The SARS-CoV-2 reinfection of athletes has not been extensively described in the literature, with case reports and low case number studies available44,45. Good et al. reported that the reinfection rate was as low as 0.8% in a pre-omicron (Delta wave) student-athlete cohort. In our study, the reinfection rate was 13%, with fewer and milder symptoms and fewer missed training days than the first infection. This phenomenon may be related to the different SARS-CoV-2 variants22,46,47. Another explanation might be that athletes encountered the second infection with an already primed immune system either through prior infection or vaccination. Another insight might be that vaccine roll-out helped mitigate the disease severity. In addition, our relatively high reinfection rate may be explained by the fact that most SARS-CoV-2 infections occurred in the first half of 2022 during the Omicron variant outbreak. Furthermore, elite athletes usually have strict medical control due to the pre-competition screenings and regular health check-ups; thus, it is more likely that mild or asymptomatic (re)infections are recognized. In contrast, the reinfection rate in the non-athletic population was relatively low until the Omicron era37,48.

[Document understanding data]

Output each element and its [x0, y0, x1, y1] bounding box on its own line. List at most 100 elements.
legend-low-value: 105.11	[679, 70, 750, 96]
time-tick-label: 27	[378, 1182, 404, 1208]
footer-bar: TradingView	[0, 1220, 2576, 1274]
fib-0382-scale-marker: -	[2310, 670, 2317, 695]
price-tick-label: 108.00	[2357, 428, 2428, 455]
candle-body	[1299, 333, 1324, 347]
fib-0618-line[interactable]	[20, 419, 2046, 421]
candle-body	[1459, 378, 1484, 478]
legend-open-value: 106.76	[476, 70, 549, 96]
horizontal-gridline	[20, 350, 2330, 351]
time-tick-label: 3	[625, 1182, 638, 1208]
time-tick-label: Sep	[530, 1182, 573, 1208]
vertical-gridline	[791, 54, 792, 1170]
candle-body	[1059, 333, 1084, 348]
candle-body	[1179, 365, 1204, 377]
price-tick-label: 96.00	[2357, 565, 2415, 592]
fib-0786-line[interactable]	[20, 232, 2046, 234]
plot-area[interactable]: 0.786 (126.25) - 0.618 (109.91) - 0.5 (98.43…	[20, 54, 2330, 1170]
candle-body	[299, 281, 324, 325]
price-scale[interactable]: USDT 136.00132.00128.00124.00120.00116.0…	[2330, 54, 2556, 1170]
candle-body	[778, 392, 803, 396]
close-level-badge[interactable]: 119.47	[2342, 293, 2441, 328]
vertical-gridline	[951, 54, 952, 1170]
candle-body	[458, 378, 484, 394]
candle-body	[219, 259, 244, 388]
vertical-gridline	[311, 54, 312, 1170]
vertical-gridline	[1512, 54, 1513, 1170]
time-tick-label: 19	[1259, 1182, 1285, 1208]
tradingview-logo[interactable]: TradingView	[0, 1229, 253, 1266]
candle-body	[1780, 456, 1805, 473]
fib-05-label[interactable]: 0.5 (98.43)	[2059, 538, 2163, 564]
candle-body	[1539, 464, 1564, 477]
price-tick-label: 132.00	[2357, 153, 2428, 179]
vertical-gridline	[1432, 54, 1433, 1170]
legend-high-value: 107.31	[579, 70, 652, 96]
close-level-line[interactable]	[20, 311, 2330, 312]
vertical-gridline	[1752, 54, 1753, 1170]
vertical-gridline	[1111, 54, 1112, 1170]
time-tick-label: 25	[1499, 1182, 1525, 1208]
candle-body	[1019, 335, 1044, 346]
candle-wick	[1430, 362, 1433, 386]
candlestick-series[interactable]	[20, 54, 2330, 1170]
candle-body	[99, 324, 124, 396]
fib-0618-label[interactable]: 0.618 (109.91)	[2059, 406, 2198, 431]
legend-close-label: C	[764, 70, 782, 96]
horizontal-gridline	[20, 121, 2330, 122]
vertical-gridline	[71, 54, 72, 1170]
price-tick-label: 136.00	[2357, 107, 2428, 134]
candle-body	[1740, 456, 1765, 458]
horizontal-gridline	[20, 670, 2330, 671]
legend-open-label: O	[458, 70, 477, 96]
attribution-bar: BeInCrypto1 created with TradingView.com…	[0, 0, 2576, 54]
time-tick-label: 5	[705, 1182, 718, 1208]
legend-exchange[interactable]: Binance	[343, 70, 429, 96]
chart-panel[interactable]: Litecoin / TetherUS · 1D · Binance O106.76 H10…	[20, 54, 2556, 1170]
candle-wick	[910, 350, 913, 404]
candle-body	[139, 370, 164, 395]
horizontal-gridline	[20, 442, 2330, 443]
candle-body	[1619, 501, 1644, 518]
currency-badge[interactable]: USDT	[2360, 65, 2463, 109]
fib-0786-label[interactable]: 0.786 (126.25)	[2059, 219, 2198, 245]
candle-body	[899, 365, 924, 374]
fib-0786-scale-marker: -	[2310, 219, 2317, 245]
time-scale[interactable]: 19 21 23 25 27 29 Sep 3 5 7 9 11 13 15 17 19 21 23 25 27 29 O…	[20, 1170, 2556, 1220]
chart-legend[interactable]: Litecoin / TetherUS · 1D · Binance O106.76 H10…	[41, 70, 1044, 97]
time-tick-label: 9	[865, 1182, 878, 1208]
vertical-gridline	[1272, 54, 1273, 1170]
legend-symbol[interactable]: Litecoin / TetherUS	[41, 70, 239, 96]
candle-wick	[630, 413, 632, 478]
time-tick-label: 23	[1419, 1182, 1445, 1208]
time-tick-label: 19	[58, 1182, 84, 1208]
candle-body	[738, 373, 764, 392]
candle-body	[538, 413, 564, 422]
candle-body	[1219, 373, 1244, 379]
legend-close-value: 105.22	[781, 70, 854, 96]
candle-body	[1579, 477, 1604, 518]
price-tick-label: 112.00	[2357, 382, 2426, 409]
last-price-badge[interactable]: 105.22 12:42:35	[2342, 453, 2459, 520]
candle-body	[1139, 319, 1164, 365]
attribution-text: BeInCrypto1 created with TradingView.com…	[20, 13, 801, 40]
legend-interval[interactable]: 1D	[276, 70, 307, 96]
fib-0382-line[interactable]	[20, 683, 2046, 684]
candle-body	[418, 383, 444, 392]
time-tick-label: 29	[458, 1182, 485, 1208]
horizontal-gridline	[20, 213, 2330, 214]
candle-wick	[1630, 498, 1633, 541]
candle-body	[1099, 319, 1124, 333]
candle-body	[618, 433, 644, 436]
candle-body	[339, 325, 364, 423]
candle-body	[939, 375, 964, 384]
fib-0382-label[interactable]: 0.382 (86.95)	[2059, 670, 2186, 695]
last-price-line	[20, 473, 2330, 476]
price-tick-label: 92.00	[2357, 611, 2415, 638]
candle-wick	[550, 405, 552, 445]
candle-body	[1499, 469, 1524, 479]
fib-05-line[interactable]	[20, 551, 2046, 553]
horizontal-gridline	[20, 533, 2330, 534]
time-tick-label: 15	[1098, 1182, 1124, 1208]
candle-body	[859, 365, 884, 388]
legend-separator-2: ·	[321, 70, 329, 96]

(WHAT THE TASK ASKS)
Do the following statements agree with the reinfection passage? For each, answer yes or no and quote the words that decide it. (a) The study found a reinfection rate of 13%. (b) Reinfections in the study led to more missed training days than first infections. (c) Most infections in the study occurred in the second half of 2022.

(ANSWER SPACE)
(a) Yes: "In our study, the reinfection rate was 13%"
(b) No: "fewer missed training days than the first infection"
(c) No: "most SARS-CoV-2 infections occurred in the first half of 2022"